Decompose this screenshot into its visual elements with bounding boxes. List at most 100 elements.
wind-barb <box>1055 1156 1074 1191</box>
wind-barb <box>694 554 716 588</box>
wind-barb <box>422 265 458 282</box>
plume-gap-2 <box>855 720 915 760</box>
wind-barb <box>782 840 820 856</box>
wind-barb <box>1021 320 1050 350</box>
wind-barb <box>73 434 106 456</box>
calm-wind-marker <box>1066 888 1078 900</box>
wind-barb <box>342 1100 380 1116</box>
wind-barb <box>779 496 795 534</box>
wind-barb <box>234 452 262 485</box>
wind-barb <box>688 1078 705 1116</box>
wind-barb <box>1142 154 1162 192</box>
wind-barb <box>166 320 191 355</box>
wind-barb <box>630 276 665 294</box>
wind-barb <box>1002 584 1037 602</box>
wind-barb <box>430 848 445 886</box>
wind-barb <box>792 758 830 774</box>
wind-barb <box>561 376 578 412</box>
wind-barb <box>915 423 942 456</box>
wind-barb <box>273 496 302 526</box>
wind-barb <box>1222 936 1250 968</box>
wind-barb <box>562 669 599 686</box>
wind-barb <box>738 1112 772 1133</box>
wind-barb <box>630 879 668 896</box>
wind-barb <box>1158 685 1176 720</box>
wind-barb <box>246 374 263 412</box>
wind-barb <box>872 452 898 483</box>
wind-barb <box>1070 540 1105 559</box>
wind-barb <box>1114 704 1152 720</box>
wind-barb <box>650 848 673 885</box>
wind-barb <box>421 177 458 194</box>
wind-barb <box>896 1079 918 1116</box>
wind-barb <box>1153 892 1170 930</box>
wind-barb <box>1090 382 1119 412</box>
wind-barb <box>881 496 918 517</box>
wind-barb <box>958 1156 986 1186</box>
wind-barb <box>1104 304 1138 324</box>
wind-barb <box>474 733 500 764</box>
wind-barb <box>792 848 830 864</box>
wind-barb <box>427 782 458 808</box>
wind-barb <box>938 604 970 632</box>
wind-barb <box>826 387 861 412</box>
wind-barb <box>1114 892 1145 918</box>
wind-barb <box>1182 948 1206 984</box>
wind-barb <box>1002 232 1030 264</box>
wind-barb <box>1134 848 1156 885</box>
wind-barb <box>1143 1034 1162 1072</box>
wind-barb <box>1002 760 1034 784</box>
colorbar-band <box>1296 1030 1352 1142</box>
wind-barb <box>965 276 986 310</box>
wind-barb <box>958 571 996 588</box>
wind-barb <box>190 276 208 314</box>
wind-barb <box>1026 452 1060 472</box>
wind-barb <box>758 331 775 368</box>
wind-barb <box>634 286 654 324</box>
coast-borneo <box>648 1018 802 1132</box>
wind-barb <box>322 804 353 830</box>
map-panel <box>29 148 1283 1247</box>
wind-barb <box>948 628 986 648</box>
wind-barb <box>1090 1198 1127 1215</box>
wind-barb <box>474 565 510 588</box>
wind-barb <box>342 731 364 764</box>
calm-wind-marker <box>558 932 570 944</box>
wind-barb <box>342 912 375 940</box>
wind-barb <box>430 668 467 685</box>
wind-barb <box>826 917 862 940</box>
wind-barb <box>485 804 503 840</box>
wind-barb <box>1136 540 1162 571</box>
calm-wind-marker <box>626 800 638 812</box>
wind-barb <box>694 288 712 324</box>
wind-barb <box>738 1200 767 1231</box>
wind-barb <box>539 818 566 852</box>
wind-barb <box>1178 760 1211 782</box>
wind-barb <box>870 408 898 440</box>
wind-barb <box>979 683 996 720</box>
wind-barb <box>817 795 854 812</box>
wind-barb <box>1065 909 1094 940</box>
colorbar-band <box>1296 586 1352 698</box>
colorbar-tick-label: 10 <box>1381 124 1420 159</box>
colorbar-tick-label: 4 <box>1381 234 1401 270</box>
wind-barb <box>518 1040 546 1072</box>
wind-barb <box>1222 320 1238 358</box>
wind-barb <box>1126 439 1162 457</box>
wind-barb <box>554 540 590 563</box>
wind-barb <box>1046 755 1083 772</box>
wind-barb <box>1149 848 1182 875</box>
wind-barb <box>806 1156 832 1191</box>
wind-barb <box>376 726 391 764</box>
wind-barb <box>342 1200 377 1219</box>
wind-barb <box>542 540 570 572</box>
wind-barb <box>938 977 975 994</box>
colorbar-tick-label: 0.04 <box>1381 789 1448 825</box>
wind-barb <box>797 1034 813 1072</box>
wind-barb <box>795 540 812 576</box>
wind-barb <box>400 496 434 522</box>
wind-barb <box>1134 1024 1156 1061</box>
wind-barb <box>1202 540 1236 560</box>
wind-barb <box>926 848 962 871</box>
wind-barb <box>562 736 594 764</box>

________

→ **Problem to solve**
Copy out all of the lines above without changing anything.

→ **Answer for this exercise**
Decompose this screenshot into its visual elements with bounding boxes. List at most 100 elements.
wind-barb <box>1055 1156 1074 1191</box>
wind-barb <box>694 554 716 588</box>
wind-barb <box>422 265 458 282</box>
plume-gap-2 <box>855 720 915 760</box>
wind-barb <box>782 840 820 856</box>
wind-barb <box>1021 320 1050 350</box>
wind-barb <box>73 434 106 456</box>
calm-wind-marker <box>1066 888 1078 900</box>
wind-barb <box>342 1100 380 1116</box>
wind-barb <box>779 496 795 534</box>
wind-barb <box>234 452 262 485</box>
wind-barb <box>688 1078 705 1116</box>
wind-barb <box>1142 154 1162 192</box>
wind-barb <box>166 320 191 355</box>
wind-barb <box>630 276 665 294</box>
wind-barb <box>1002 584 1037 602</box>
wind-barb <box>430 848 445 886</box>
wind-barb <box>792 758 830 774</box>
wind-barb <box>561 376 578 412</box>
wind-barb <box>915 423 942 456</box>
wind-barb <box>273 496 302 526</box>
wind-barb <box>1222 936 1250 968</box>
wind-barb <box>562 669 599 686</box>
wind-barb <box>738 1112 772 1133</box>
wind-barb <box>630 879 668 896</box>
wind-barb <box>1158 685 1176 720</box>
wind-barb <box>246 374 263 412</box>
wind-barb <box>872 452 898 483</box>
wind-barb <box>1070 540 1105 559</box>
wind-barb <box>1114 704 1152 720</box>
wind-barb <box>650 848 673 885</box>
wind-barb <box>421 177 458 194</box>
wind-barb <box>896 1079 918 1116</box>
wind-barb <box>1153 892 1170 930</box>
wind-barb <box>1090 382 1119 412</box>
wind-barb <box>881 496 918 517</box>
wind-barb <box>958 1156 986 1186</box>
wind-barb <box>1104 304 1138 324</box>
wind-barb <box>474 733 500 764</box>
wind-barb <box>792 848 830 864</box>
wind-barb <box>427 782 458 808</box>
wind-barb <box>938 604 970 632</box>
wind-barb <box>826 387 861 412</box>
wind-barb <box>1114 892 1145 918</box>
wind-barb <box>1182 948 1206 984</box>
wind-barb <box>1002 232 1030 264</box>
wind-barb <box>1134 848 1156 885</box>
wind-barb <box>1143 1034 1162 1072</box>
wind-barb <box>1002 760 1034 784</box>
colorbar-band <box>1296 1030 1352 1142</box>
wind-barb <box>965 276 986 310</box>
wind-barb <box>958 571 996 588</box>
wind-barb <box>190 276 208 314</box>
wind-barb <box>1026 452 1060 472</box>
wind-barb <box>758 331 775 368</box>
wind-barb <box>634 286 654 324</box>
coast-borneo <box>648 1018 802 1132</box>
wind-barb <box>322 804 353 830</box>
map-panel <box>29 148 1283 1247</box>
wind-barb <box>948 628 986 648</box>
wind-barb <box>1090 1198 1127 1215</box>
wind-barb <box>474 565 510 588</box>
wind-barb <box>342 731 364 764</box>
calm-wind-marker <box>558 932 570 944</box>
wind-barb <box>342 912 375 940</box>
wind-barb <box>430 668 467 685</box>
wind-barb <box>826 917 862 940</box>
wind-barb <box>485 804 503 840</box>
wind-barb <box>1136 540 1162 571</box>
calm-wind-marker <box>626 800 638 812</box>
wind-barb <box>694 288 712 324</box>
wind-barb <box>738 1200 767 1231</box>
wind-barb <box>539 818 566 852</box>
wind-barb <box>1178 760 1211 782</box>
wind-barb <box>870 408 898 440</box>
wind-barb <box>979 683 996 720</box>
wind-barb <box>817 795 854 812</box>
wind-barb <box>1065 909 1094 940</box>
colorbar-band <box>1296 586 1352 698</box>
colorbar-tick-label: 10 <box>1381 124 1420 159</box>
colorbar-tick-label: 4 <box>1381 234 1401 270</box>
wind-barb <box>518 1040 546 1072</box>
wind-barb <box>1222 320 1238 358</box>
wind-barb <box>1126 439 1162 457</box>
wind-barb <box>554 540 590 563</box>
wind-barb <box>1046 755 1083 772</box>
wind-barb <box>1149 848 1182 875</box>
wind-barb <box>806 1156 832 1191</box>
wind-barb <box>376 726 391 764</box>
wind-barb <box>342 1200 377 1219</box>
wind-barb <box>542 540 570 572</box>
wind-barb <box>938 977 975 994</box>
colorbar-tick-label: 0.04 <box>1381 789 1448 825</box>
wind-barb <box>797 1034 813 1072</box>
wind-barb <box>795 540 812 576</box>
wind-barb <box>400 496 434 522</box>
wind-barb <box>1134 1024 1156 1061</box>
wind-barb <box>1202 540 1236 560</box>
wind-barb <box>926 848 962 871</box>
wind-barb <box>562 736 594 764</box>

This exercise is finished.